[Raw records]
___

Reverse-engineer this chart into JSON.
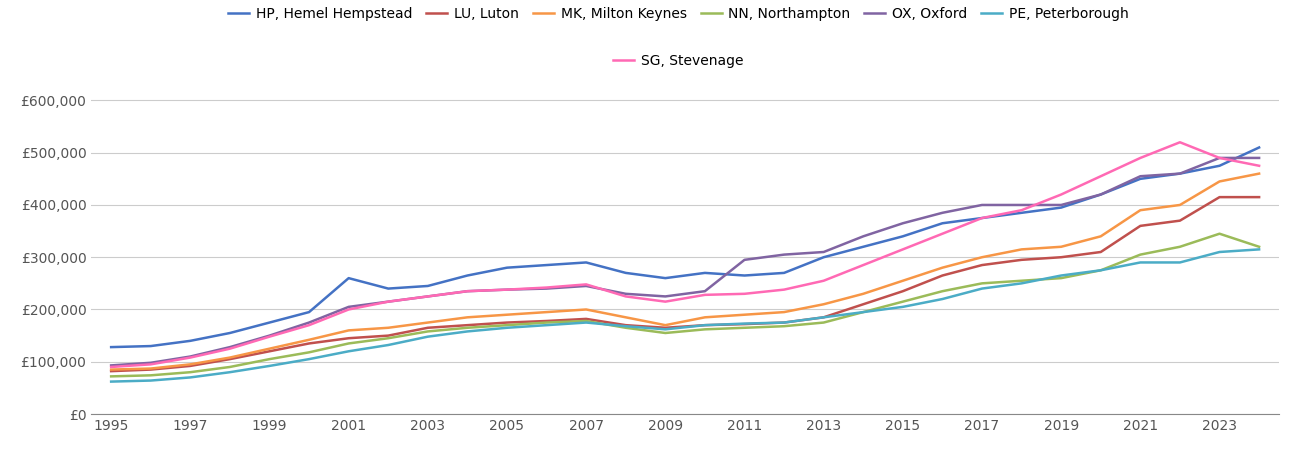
{
  "series": {
    "HP, Hemel Hempstead": {
      "color": "#4472C4",
      "years": [
        1995,
        1996,
        1997,
        1998,
        1999,
        2000,
        2001,
        2002,
        2003,
        2004,
        2005,
        2006,
        2007,
        2008,
        2009,
        2010,
        2011,
        2012,
        2013,
        2014,
        2015,
        2016,
        2017,
        2018,
        2019,
        2020,
        2021,
        2022,
        2023,
        2024
      ],
      "values": [
        128000,
        130000,
        140000,
        155000,
        175000,
        195000,
        260000,
        240000,
        245000,
        265000,
        280000,
        285000,
        290000,
        270000,
        260000,
        270000,
        265000,
        270000,
        300000,
        320000,
        340000,
        365000,
        375000,
        385000,
        395000,
        420000,
        450000,
        460000,
        475000,
        510000
      ]
    },
    "LU, Luton": {
      "color": "#C0504D",
      "years": [
        1995,
        1996,
        1997,
        1998,
        1999,
        2000,
        2001,
        2002,
        2003,
        2004,
        2005,
        2006,
        2007,
        2008,
        2009,
        2010,
        2011,
        2012,
        2013,
        2014,
        2015,
        2016,
        2017,
        2018,
        2019,
        2020,
        2021,
        2022,
        2023,
        2024
      ],
      "values": [
        82000,
        85000,
        92000,
        105000,
        120000,
        135000,
        145000,
        150000,
        165000,
        170000,
        175000,
        178000,
        182000,
        170000,
        165000,
        170000,
        172000,
        175000,
        185000,
        210000,
        235000,
        265000,
        285000,
        295000,
        300000,
        310000,
        360000,
        370000,
        415000,
        415000
      ]
    },
    "MK, Milton Keynes": {
      "color": "#F79646",
      "years": [
        1995,
        1996,
        1997,
        1998,
        1999,
        2000,
        2001,
        2002,
        2003,
        2004,
        2005,
        2006,
        2007,
        2008,
        2009,
        2010,
        2011,
        2012,
        2013,
        2014,
        2015,
        2016,
        2017,
        2018,
        2019,
        2020,
        2021,
        2022,
        2023,
        2024
      ],
      "values": [
        85000,
        87000,
        95000,
        108000,
        125000,
        142000,
        160000,
        165000,
        175000,
        185000,
        190000,
        195000,
        200000,
        185000,
        170000,
        185000,
        190000,
        195000,
        210000,
        230000,
        255000,
        280000,
        300000,
        315000,
        320000,
        340000,
        390000,
        400000,
        445000,
        460000
      ]
    },
    "NN, Northampton": {
      "color": "#9BBB59",
      "years": [
        1995,
        1996,
        1997,
        1998,
        1999,
        2000,
        2001,
        2002,
        2003,
        2004,
        2005,
        2006,
        2007,
        2008,
        2009,
        2010,
        2011,
        2012,
        2013,
        2014,
        2015,
        2016,
        2017,
        2018,
        2019,
        2020,
        2021,
        2022,
        2023,
        2024
      ],
      "values": [
        72000,
        74000,
        80000,
        90000,
        105000,
        118000,
        135000,
        145000,
        158000,
        165000,
        170000,
        175000,
        178000,
        165000,
        155000,
        162000,
        165000,
        168000,
        175000,
        195000,
        215000,
        235000,
        250000,
        255000,
        260000,
        275000,
        305000,
        320000,
        345000,
        320000
      ]
    },
    "OX, Oxford": {
      "color": "#8064A2",
      "years": [
        1995,
        1996,
        1997,
        1998,
        1999,
        2000,
        2001,
        2002,
        2003,
        2004,
        2005,
        2006,
        2007,
        2008,
        2009,
        2010,
        2011,
        2012,
        2013,
        2014,
        2015,
        2016,
        2017,
        2018,
        2019,
        2020,
        2021,
        2022,
        2023,
        2024
      ],
      "values": [
        93000,
        98000,
        110000,
        128000,
        150000,
        175000,
        205000,
        215000,
        225000,
        235000,
        238000,
        240000,
        245000,
        230000,
        225000,
        235000,
        295000,
        305000,
        310000,
        340000,
        365000,
        385000,
        400000,
        400000,
        400000,
        420000,
        455000,
        460000,
        490000,
        490000
      ]
    },
    "PE, Peterborough": {
      "color": "#4BACC6",
      "years": [
        1995,
        1996,
        1997,
        1998,
        1999,
        2000,
        2001,
        2002,
        2003,
        2004,
        2005,
        2006,
        2007,
        2008,
        2009,
        2010,
        2011,
        2012,
        2013,
        2014,
        2015,
        2016,
        2017,
        2018,
        2019,
        2020,
        2021,
        2022,
        2023,
        2024
      ],
      "values": [
        62000,
        64000,
        70000,
        80000,
        92000,
        105000,
        120000,
        132000,
        148000,
        158000,
        165000,
        170000,
        175000,
        168000,
        162000,
        170000,
        173000,
        175000,
        185000,
        195000,
        205000,
        220000,
        240000,
        250000,
        265000,
        275000,
        290000,
        290000,
        310000,
        315000
      ]
    },
    "SG, Stevenage": {
      "color": "#FF69B4",
      "years": [
        1995,
        1996,
        1997,
        1998,
        1999,
        2000,
        2001,
        2002,
        2003,
        2004,
        2005,
        2006,
        2007,
        2008,
        2009,
        2010,
        2011,
        2012,
        2013,
        2014,
        2015,
        2016,
        2017,
        2018,
        2019,
        2020,
        2021,
        2022,
        2023,
        2024
      ],
      "values": [
        90000,
        95000,
        108000,
        125000,
        148000,
        170000,
        200000,
        215000,
        225000,
        235000,
        238000,
        242000,
        248000,
        225000,
        215000,
        228000,
        230000,
        238000,
        255000,
        285000,
        315000,
        345000,
        375000,
        390000,
        420000,
        455000,
        490000,
        520000,
        490000,
        475000
      ]
    }
  },
  "ylim": [
    0,
    620000
  ],
  "yticks": [
    0,
    100000,
    200000,
    300000,
    400000,
    500000,
    600000
  ],
  "ytick_labels": [
    "£0",
    "£100,000",
    "£200,000",
    "£300,000",
    "£400,000",
    "£500,000",
    "£600,000"
  ],
  "xtick_years": [
    1995,
    1997,
    1999,
    2001,
    2003,
    2005,
    2007,
    2009,
    2011,
    2013,
    2015,
    2017,
    2019,
    2021,
    2023
  ],
  "legend_order": [
    "HP, Hemel Hempstead",
    "LU, Luton",
    "MK, Milton Keynes",
    "NN, Northampton",
    "OX, Oxford",
    "PE, Peterborough",
    "SG, Stevenage"
  ],
  "background_color": "#ffffff",
  "grid_color": "#cccccc",
  "linewidth": 1.8,
  "figwidth": 13.05,
  "figheight": 4.5,
  "dpi": 100
}
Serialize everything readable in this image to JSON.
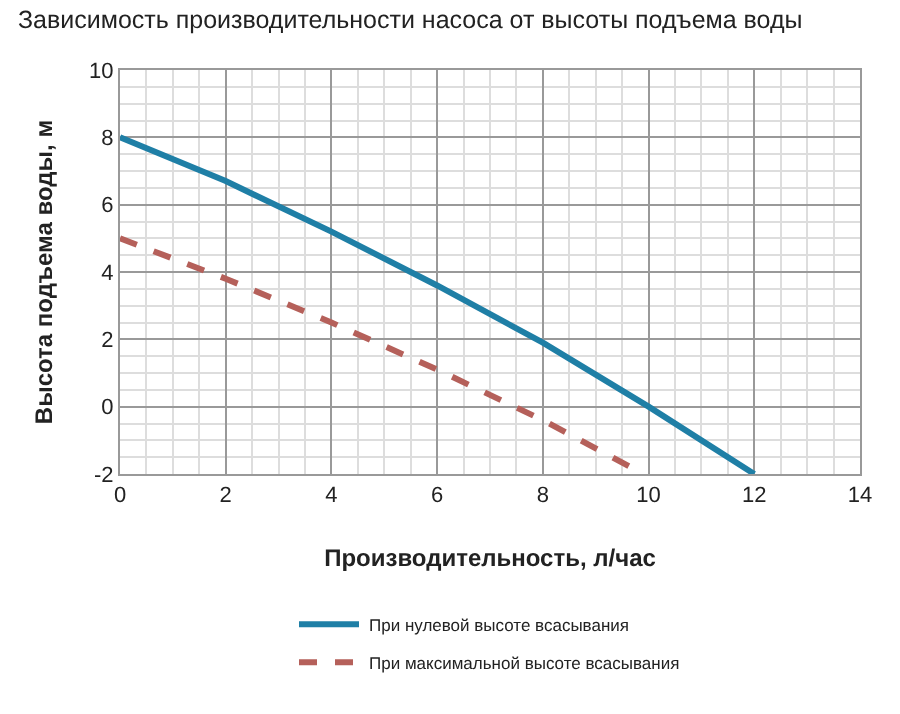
{
  "chart_data": {
    "type": "line",
    "title": "Зависимость производительности насоса от высоты подъема воды",
    "xlabel": "Производительность, л/час",
    "ylabel": "Высота подъема воды, м",
    "series": [
      {
        "name": "При нулевой высоте всасывания",
        "color": "#1f7fa6",
        "line_style": "solid",
        "x": [
          0,
          2,
          4,
          6,
          8,
          10,
          12
        ],
        "values": [
          8,
          6.7,
          5.2,
          3.6,
          1.9,
          0,
          -2
        ]
      },
      {
        "name": "При максимальной высоте всасывания",
        "color": "#b5605a",
        "line_style": "dashed",
        "x": [
          0,
          2,
          4,
          6,
          8,
          9.9
        ],
        "values": [
          5,
          3.8,
          2.5,
          1.1,
          -0.4,
          -2
        ]
      }
    ],
    "xlim": [
      0,
      14
    ],
    "xticks": [
      0,
      2,
      4,
      6,
      8,
      10,
      12,
      14
    ],
    "ylim": [
      -2,
      10
    ],
    "yticks": [
      -2,
      0,
      2,
      4,
      6,
      8,
      10
    ],
    "grid": true,
    "legend": "bottom",
    "marker": "none"
  }
}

___

## [Short problem]
Repeat all of the data above word for word, minus the pictures.

## [Complete output]
Reverse-engineer this chart into JSON.
{
  "series": {
    "HP, Hemel Hempstead": {
      "color": "#4472C4",
      "years": [
        1995,
        1996,
        1997,
        1998,
        1999,
        2000,
        2001,
        2002,
        2003,
        2004,
        2005,
        2006,
        2007,
        2008,
        2009,
        2010,
        2011,
        2012,
        2013,
        2014,
        2015,
        2016,
        2017,
        2018,
        2019,
        2020,
        2021,
        2022,
        2023,
        2024
      ],
      "values": [
        128000,
        130000,
        140000,
        155000,
        175000,
        195000,
        260000,
        240000,
        245000,
        265000,
        280000,
        285000,
        290000,
        270000,
        260000,
        270000,
        265000,
        270000,
        300000,
        320000,
        340000,
        365000,
        375000,
        385000,
        395000,
        420000,
        450000,
        460000,
        475000,
        510000
      ]
    },
    "LU, Luton": {
      "color": "#C0504D",
      "years": [
        1995,
        1996,
        1997,
        1998,
        1999,
        2000,
        2001,
        2002,
        2003,
        2004,
        2005,
        2006,
        2007,
        2008,
        2009,
        2010,
        2011,
        2012,
        2013,
        2014,
        2015,
        2016,
        2017,
        2018,
        2019,
        2020,
        2021,
        2022,
        2023,
        2024
      ],
      "values": [
        82000,
        85000,
        92000,
        105000,
        120000,
        135000,
        145000,
        150000,
        165000,
        170000,
        175000,
        178000,
        182000,
        170000,
        165000,
        170000,
        172000,
        175000,
        185000,
        210000,
        235000,
        265000,
        285000,
        295000,
        300000,
        310000,
        360000,
        370000,
        415000,
        415000
      ]
    },
    "MK, Milton Keynes": {
      "color": "#F79646",
      "years": [
        1995,
        1996,
        1997,
        1998,
        1999,
        2000,
        2001,
        2002,
        2003,
        2004,
        2005,
        2006,
        2007,
        2008,
        2009,
        2010,
        2011,
        2012,
        2013,
        2014,
        2015,
        2016,
        2017,
        2018,
        2019,
        2020,
        2021,
        2022,
        2023,
        2024
      ],
      "values": [
        85000,
        87000,
        95000,
        108000,
        125000,
        142000,
        160000,
        165000,
        175000,
        185000,
        190000,
        195000,
        200000,
        185000,
        170000,
        185000,
        190000,
        195000,
        210000,
        230000,
        255000,
        280000,
        300000,
        315000,
        320000,
        340000,
        390000,
        400000,
        445000,
        460000
      ]
    },
    "NN, Northampton": {
      "color": "#9BBB59",
      "years": [
        1995,
        1996,
        1997,
        1998,
        1999,
        2000,
        2001,
        2002,
        2003,
        2004,
        2005,
        2006,
        2007,
        2008,
        2009,
        2010,
        2011,
        2012,
        2013,
        2014,
        2015,
        2016,
        2017,
        2018,
        2019,
        2020,
        2021,
        2022,
        2023,
        2024
      ],
      "values": [
        72000,
        74000,
        80000,
        90000,
        105000,
        118000,
        135000,
        145000,
        158000,
        165000,
        170000,
        175000,
        178000,
        165000,
        155000,
        162000,
        165000,
        168000,
        175000,
        195000,
        215000,
        235000,
        250000,
        255000,
        260000,
        275000,
        305000,
        320000,
        345000,
        320000
      ]
    },
    "OX, Oxford": {
      "color": "#8064A2",
      "years": [
        1995,
        1996,
        1997,
        1998,
        1999,
        2000,
        2001,
        2002,
        2003,
        2004,
        2005,
        2006,
        2007,
        2008,
        2009,
        2010,
        2011,
        2012,
        2013,
        2014,
        2015,
        2016,
        2017,
        2018,
        2019,
        2020,
        2021,
        2022,
        2023,
        2024
      ],
      "values": [
        93000,
        98000,
        110000,
        128000,
        150000,
        175000,
        205000,
        215000,
        225000,
        235000,
        238000,
        240000,
        245000,
        230000,
        225000,
        235000,
        295000,
        305000,
        310000,
        340000,
        365000,
        385000,
        400000,
        400000,
        400000,
        420000,
        455000,
        460000,
        490000,
        490000
      ]
    },
    "PE, Peterborough": {
      "color": "#4BACC6",
      "years": [
        1995,
        1996,
        1997,
        1998,
        1999,
        2000,
        2001,
        2002,
        2003,
        2004,
        2005,
        2006,
        2007,
        2008,
        2009,
        2010,
        2011,
        2012,
        2013,
        2014,
        2015,
        2016,
        2017,
        2018,
        2019,
        2020,
        2021,
        2022,
        2023,
        2024
      ],
      "values": [
        62000,
        64000,
        70000,
        80000,
        92000,
        105000,
        120000,
        132000,
        148000,
        158000,
        165000,
        170000,
        175000,
        168000,
        162000,
        170000,
        173000,
        175000,
        185000,
        195000,
        205000,
        220000,
        240000,
        250000,
        265000,
        275000,
        290000,
        290000,
        310000,
        315000
      ]
    },
    "SG, Stevenage": {
      "color": "#FF69B4",
      "years": [
        1995,
        1996,
        1997,
        1998,
        1999,
        2000,
        2001,
        2002,
        2003,
        2004,
        2005,
        2006,
        2007,
        2008,
        2009,
        2010,
        2011,
        2012,
        2013,
        2014,
        2015,
        2016,
        2017,
        2018,
        2019,
        2020,
        2021,
        2022,
        2023,
        2024
      ],
      "values": [
        90000,
        95000,
        108000,
        125000,
        148000,
        170000,
        200000,
        215000,
        225000,
        235000,
        238000,
        242000,
        248000,
        225000,
        215000,
        228000,
        230000,
        238000,
        255000,
        285000,
        315000,
        345000,
        375000,
        390000,
        420000,
        455000,
        490000,
        520000,
        490000,
        475000
      ]
    }
  },
  "ylim": [
    0,
    620000
  ],
  "yticks": [
    0,
    100000,
    200000,
    300000,
    400000,
    500000,
    600000
  ],
  "ytick_labels": [
    "£0",
    "£100,000",
    "£200,000",
    "£300,000",
    "£400,000",
    "£500,000",
    "£600,000"
  ],
  "xtick_years": [
    1995,
    1997,
    1999,
    2001,
    2003,
    2005,
    2007,
    2009,
    2011,
    2013,
    2015,
    2017,
    2019,
    2021,
    2023
  ],
  "legend_order": [
    "HP, Hemel Hempstead",
    "LU, Luton",
    "MK, Milton Keynes",
    "NN, Northampton",
    "OX, Oxford",
    "PE, Peterborough",
    "SG, Stevenage"
  ],
  "background_color": "#ffffff",
  "grid_color": "#cccccc",
  "linewidth": 1.8,
  "figwidth": 13.05,
  "figheight": 4.5,
  "dpi": 100
}
Serialize everything readable in this image to JSON.
{
  "chart_data": {
    "type": "line",
    "title": "Зависимость производительности насоса от высоты подъема воды",
    "xlabel": "Производительность, л/час",
    "ylabel": "Высота подъема воды, м",
    "series": [
      {
        "name": "При нулевой высоте всасывания",
        "color": "#1f7fa6",
        "line_style": "solid",
        "x": [
          0,
          2,
          4,
          6,
          8,
          10,
          12
        ],
        "values": [
          8,
          6.7,
          5.2,
          3.6,
          1.9,
          0,
          -2
        ]
      },
      {
        "name": "При максимальной высоте всасывания",
        "color": "#b5605a",
        "line_style": "dashed",
        "x": [
          0,
          2,
          4,
          6,
          8,
          9.9
        ],
        "values": [
          5,
          3.8,
          2.5,
          1.1,
          -0.4,
          -2
        ]
      }
    ],
    "xlim": [
      0,
      14
    ],
    "xticks": [
      0,
      2,
      4,
      6,
      8,
      10,
      12,
      14
    ],
    "ylim": [
      -2,
      10
    ],
    "yticks": [
      -2,
      0,
      2,
      4,
      6,
      8,
      10
    ],
    "grid": true,
    "legend": "bottom",
    "marker": "none"
  }
}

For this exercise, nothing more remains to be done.